[Document text]
===
With fake meetings about fake covers, the documentary gave a glimpse into the abyss at the heart of the fashion world.

London Fashion Week is the sad little sister of the one in Paris, where I once attended a Valentino couture show dressed by Gap, watched what looked like live-action anorexia nervosa at Armani and got into a fight at Chanel. Did a man wearing a lion’s head on his real head look stupid? Yes, said I. No, said the fashion ­journalist, with fury.

Fashion Week had a small elegy this year – a BBC2 documentary called Absolutely Fashion: Inside British Vogue, which was fantastically misnamed. There is nothing inside Vogue, except a vague groping for novelty, which is technically an abyss. But that did not stop the programme’s director, Richard Macer, from sitting in Vogue House for nine months, watching women smell each other’s mascara. In the way of a certain type of media, he seems to have emerged more ignorant than when he began. This is the central principle of fashion: stupefy the buyer and she will pay to be reborn as something uglier.

“He doesn’t understand fashion,” said one critic, which I think meant: “He should have licked Karl Lagerfeld’s shoes while crying about belts.” To this critic, that is understanding fashion. It is a religious hierarchy. (That no one has asked Lagerfeld what he has done to his face, and why, proves this. When I met Lagerfeld in Paris, he was behind a velvet rope. I wondered if he sleeps with it.) Macer is a sexist, suggested another critic, who seemed to think that any industry that employs women in large numbers – human surrogacy farms, for instance, or Bangladeshi textile factories, or German super-brothels – is feminist. This is the stupidest definition of feminism I have yet heard and I have fashion to thank for it.
===
[Available data]
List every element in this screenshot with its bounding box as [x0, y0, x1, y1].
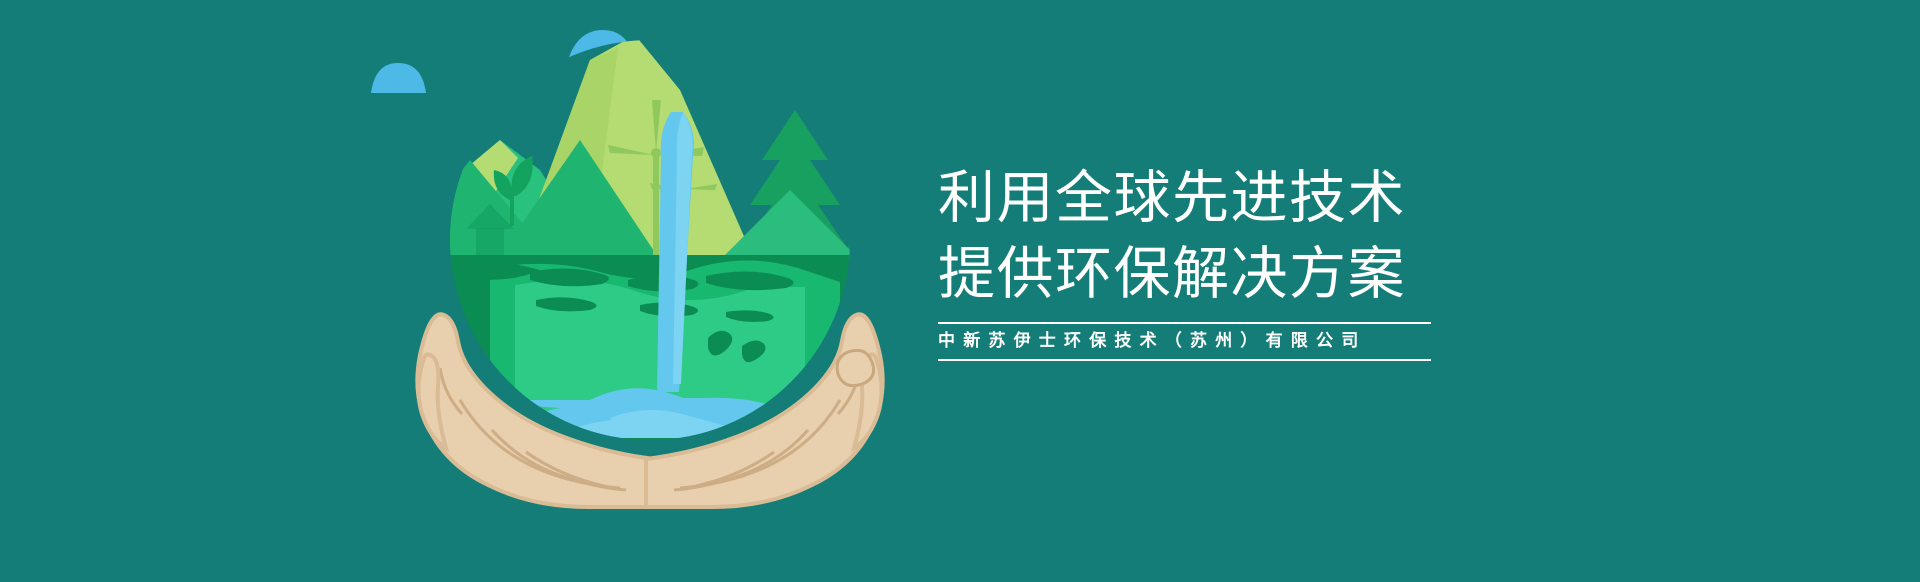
===
[Actions to take]
1. List the industries that, according to the fashion column, one critic would consider feminist because they employ women in large numbers.
2. In the fashion column, for how long did the documentary's director sit in Vogue House?
3. Continue the fashion column from where it stops.

[Results for the exercise]
1.
Human surrogacy farms
Bangladeshi textile factories
German super-brothels

2. Nine months.

3.
Macer was too frightened to ask questions about exploitation, pollution or the haunting spectacle of malnourished adolescents inciting self-hatred in older females in pursuit of profit, and he is not alone. I read no insights about London Fashion Week, but I do not care about clothes. He was so cowed by his access as to be undeserving of it, and Absolutely Fashion was as much about the laziness and commercial imperatives of modern journalism as it was about fashion, from which we should expect nothing.

Macer had a tiny scoop: British Vogue learned that American Vogue was running a cover of the singer Rihanna in the same calendar month. It decided to run early and people stayed up all night anxiously repaginating. He had the opportunity to ask Anna Wintour, the editor-in-chief of the US magazine, about it, but a staffer begged him not to. So he didn’t. He segued from journalist to PR. He drank the opiate – and I understand this, because if you don’t, you won’t survive. “Come again,” Jean Paul Gaultier once told me in Paris. His meaning was: “. . . but only if you love my clothes”.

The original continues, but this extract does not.